Aim>
The records that follow are to be transcribed in full, without their images.

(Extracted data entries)
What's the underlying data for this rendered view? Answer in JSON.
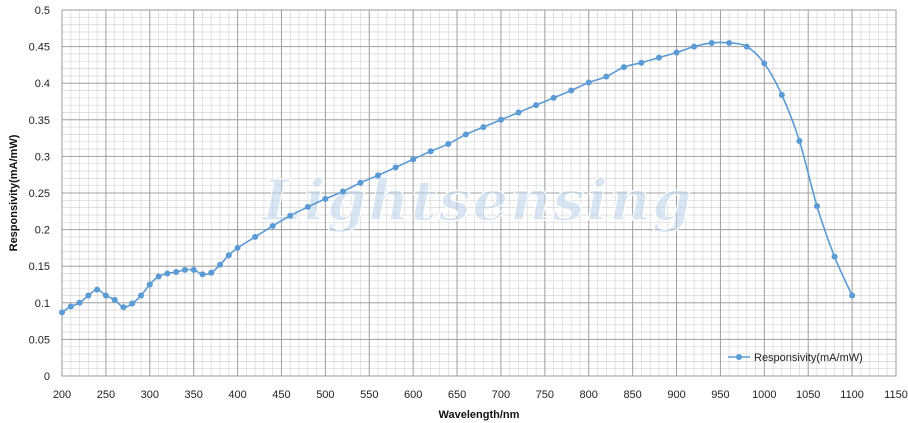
{
  "chart_data": {
    "type": "line",
    "title": "",
    "xlabel": "Wavelength/nm",
    "ylabel": "Responsivity(mA/mW)",
    "xlim": [
      200,
      1150
    ],
    "ylim": [
      0,
      0.5
    ],
    "x_ticks": [
      "200",
      "250",
      "300",
      "350",
      "400",
      "450",
      "500",
      "550",
      "600",
      "650",
      "700",
      "750",
      "800",
      "850",
      "900",
      "950",
      "1000",
      "1050",
      "1100",
      "1150"
    ],
    "y_ticks": [
      "0",
      "0.05",
      "0.1",
      "0.15",
      "0.2",
      "0.25",
      "0.3",
      "0.35",
      "0.4",
      "0.45",
      "0.5"
    ],
    "grid": true,
    "legend_position": "bottom-right",
    "watermark": "Lightsensing",
    "series": [
      {
        "name": "Responsivity(mA/mW)",
        "color": "#5b9bd5",
        "x": [
          200,
          210,
          220,
          230,
          240,
          250,
          260,
          270,
          280,
          290,
          300,
          310,
          320,
          330,
          340,
          350,
          360,
          370,
          380,
          390,
          400,
          420,
          440,
          460,
          480,
          500,
          520,
          540,
          560,
          580,
          600,
          620,
          640,
          660,
          680,
          700,
          720,
          740,
          760,
          780,
          800,
          820,
          840,
          860,
          880,
          900,
          920,
          940,
          960,
          980,
          1000,
          1020,
          1040,
          1060,
          1080,
          1100
        ],
        "y": [
          0.087,
          0.095,
          0.1,
          0.11,
          0.118,
          0.11,
          0.104,
          0.094,
          0.099,
          0.11,
          0.125,
          0.136,
          0.14,
          0.142,
          0.145,
          0.145,
          0.139,
          0.141,
          0.152,
          0.165,
          0.175,
          0.19,
          0.205,
          0.219,
          0.231,
          0.242,
          0.252,
          0.264,
          0.274,
          0.285,
          0.296,
          0.307,
          0.317,
          0.33,
          0.34,
          0.35,
          0.36,
          0.37,
          0.38,
          0.39,
          0.401,
          0.409,
          0.422,
          0.428,
          0.435,
          0.442,
          0.45,
          0.455,
          0.455,
          0.45,
          0.427,
          0.384,
          0.321,
          0.232,
          0.163,
          0.11
        ]
      }
    ]
  }
}
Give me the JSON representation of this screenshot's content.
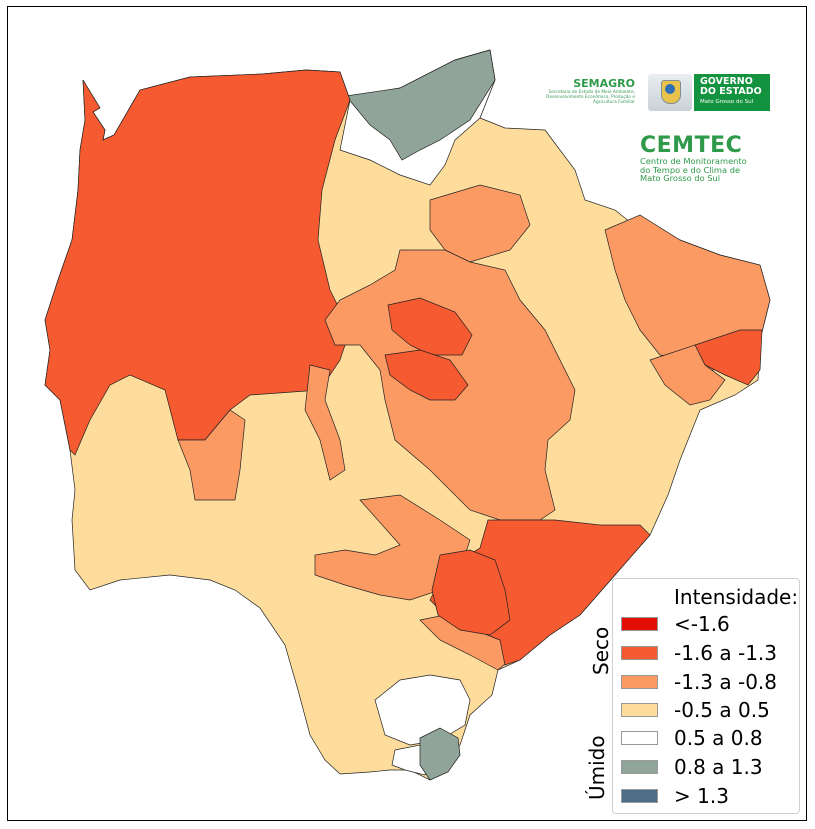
{
  "header": {
    "semagro_title": "SEMAGRO",
    "semagro_subtitle": "Secretaria de Estado de Meio Ambiente, Desenvolvimento Econômico, Produção e Agricultura Familiar",
    "gov_line1": "GOVERNO",
    "gov_line2": "DO ESTADO",
    "gov_line3": "Mato Grosso do Sul",
    "cemtec_title": "CEMTEC",
    "cemtec_line1": "Centro de Monitoramento",
    "cemtec_line2": "do Tempo e do Clima de",
    "cemtec_line3": "Mato Grosso do Sul"
  },
  "legend": {
    "title": "Intensidade:",
    "dry_label": "Seco",
    "wet_label": "Úmido",
    "classes": [
      {
        "label": "<-1.6",
        "color": "#e30d05"
      },
      {
        "label": "-1.6 a -1.3",
        "color": "#f55a30"
      },
      {
        "label": "-1.3 a -0.8",
        "color": "#fc9a63"
      },
      {
        "label": "-0.5 a 0.5",
        "color": "#fedd9c"
      },
      {
        "label": "0.5 a 0.8",
        "color": "#ffffff"
      },
      {
        "label": "0.8 a 1.3",
        "color": "#90a49a"
      },
      {
        "label": "> 1.3",
        "color": "#4e6d86"
      }
    ]
  }
}
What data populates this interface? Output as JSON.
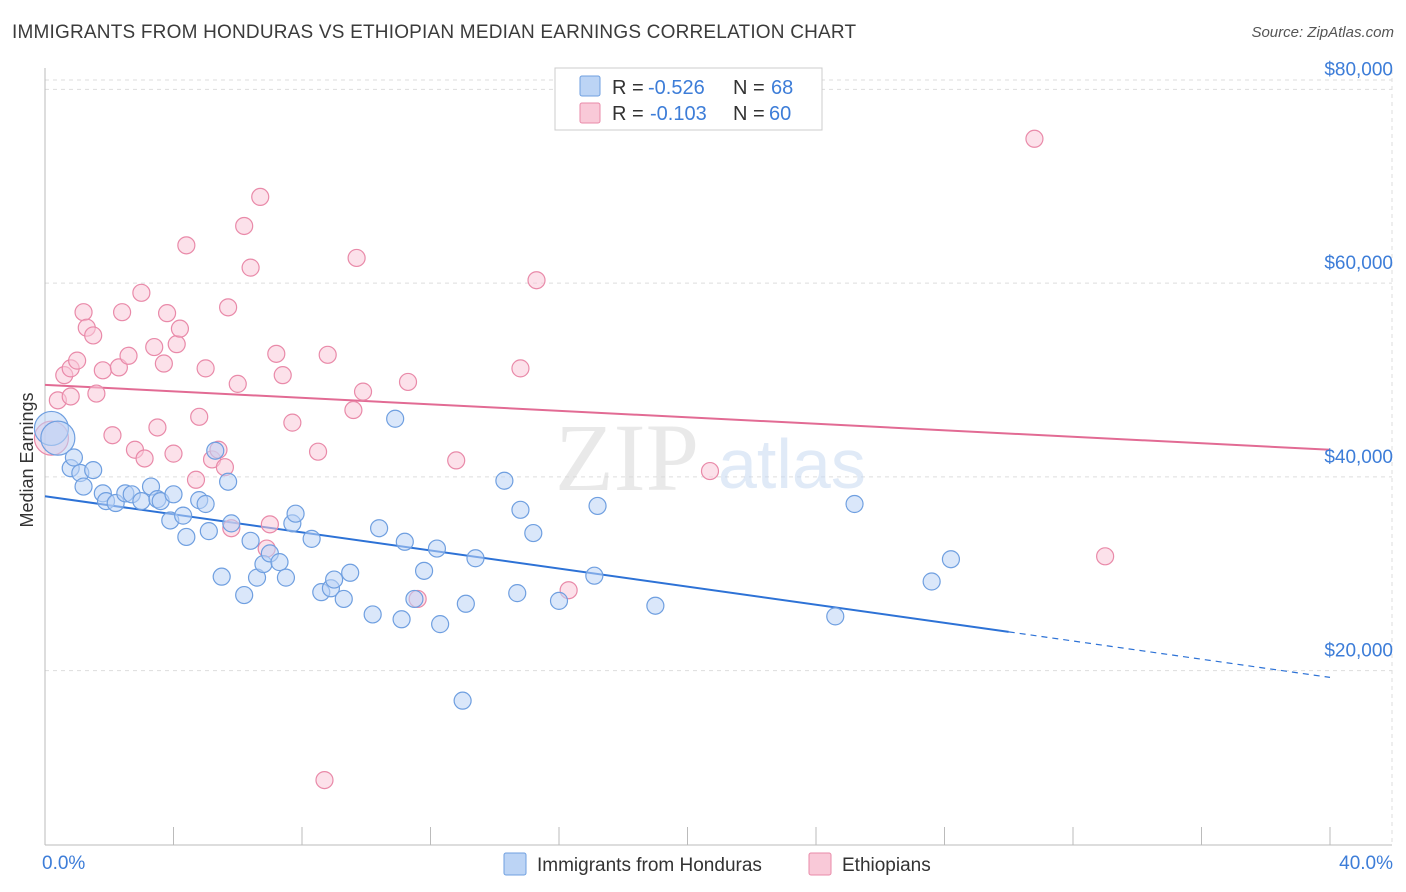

Answer in full>
What's the underlying data for this rendered view? Answer in JSON.
{
  "chart_data": {
    "type": "line",
    "title": "",
    "xlabel": "Wavelength/nm",
    "ylabel": "Responsivity(mA/mW)",
    "xlim": [
      200,
      1150
    ],
    "ylim": [
      0,
      0.5
    ],
    "x_ticks": [
      "200",
      "250",
      "300",
      "350",
      "400",
      "450",
      "500",
      "550",
      "600",
      "650",
      "700",
      "750",
      "800",
      "850",
      "900",
      "950",
      "1000",
      "1050",
      "1100",
      "1150"
    ],
    "y_ticks": [
      "0",
      "0.05",
      "0.1",
      "0.15",
      "0.2",
      "0.25",
      "0.3",
      "0.35",
      "0.4",
      "0.45",
      "0.5"
    ],
    "grid": true,
    "legend_position": "bottom-right",
    "watermark": "Lightsensing",
    "series": [
      {
        "name": "Responsivity(mA/mW)",
        "color": "#5b9bd5",
        "x": [
          200,
          210,
          220,
          230,
          240,
          250,
          260,
          270,
          280,
          290,
          300,
          310,
          320,
          330,
          340,
          350,
          360,
          370,
          380,
          390,
          400,
          420,
          440,
          460,
          480,
          500,
          520,
          540,
          560,
          580,
          600,
          620,
          640,
          660,
          680,
          700,
          720,
          740,
          760,
          780,
          800,
          820,
          840,
          860,
          880,
          900,
          920,
          940,
          960,
          980,
          1000,
          1020,
          1040,
          1060,
          1080,
          1100
        ],
        "y": [
          0.087,
          0.095,
          0.1,
          0.11,
          0.118,
          0.11,
          0.104,
          0.094,
          0.099,
          0.11,
          0.125,
          0.136,
          0.14,
          0.142,
          0.145,
          0.145,
          0.139,
          0.141,
          0.152,
          0.165,
          0.175,
          0.19,
          0.205,
          0.219,
          0.231,
          0.242,
          0.252,
          0.264,
          0.274,
          0.285,
          0.296,
          0.307,
          0.317,
          0.33,
          0.34,
          0.35,
          0.36,
          0.37,
          0.38,
          0.39,
          0.401,
          0.409,
          0.422,
          0.428,
          0.435,
          0.442,
          0.45,
          0.455,
          0.455,
          0.45,
          0.427,
          0.384,
          0.321,
          0.232,
          0.163,
          0.11
        ]
      }
    ]
  }
}
Give me the JSON representation of this screenshot's content.
{
  "header": {
    "semagro_title": "SEMAGRO",
    "semagro_subtitle": "Secretaria de Estado de Meio Ambiente, Desenvolvimento Econômico, Produção e Agricultura Familiar",
    "gov_line1": "GOVERNO",
    "gov_line2": "DO ESTADO",
    "gov_line3": "Mato Grosso do Sul",
    "cemtec_title": "CEMTEC",
    "cemtec_line1": "Centro de Monitoramento",
    "cemtec_line2": "do Tempo e do Clima de",
    "cemtec_line3": "Mato Grosso do Sul"
  },
  "legend": {
    "title": "Intensidade:",
    "dry_label": "Seco",
    "wet_label": "Úmido",
    "classes": [
      {
        "label": "<-1.6",
        "color": "#e30d05"
      },
      {
        "label": "-1.6 a -1.3",
        "color": "#f55a30"
      },
      {
        "label": "-1.3 a -0.8",
        "color": "#fc9a63"
      },
      {
        "label": "-0.5 a 0.5",
        "color": "#fedd9c"
      },
      {
        "label": "0.5 a 0.8",
        "color": "#ffffff"
      },
      {
        "label": "0.8 a 1.3",
        "color": "#90a49a"
      },
      {
        "label": "> 1.3",
        "color": "#4e6d86"
      }
    ]
  }
}
What data populates this interface? Output as JSON.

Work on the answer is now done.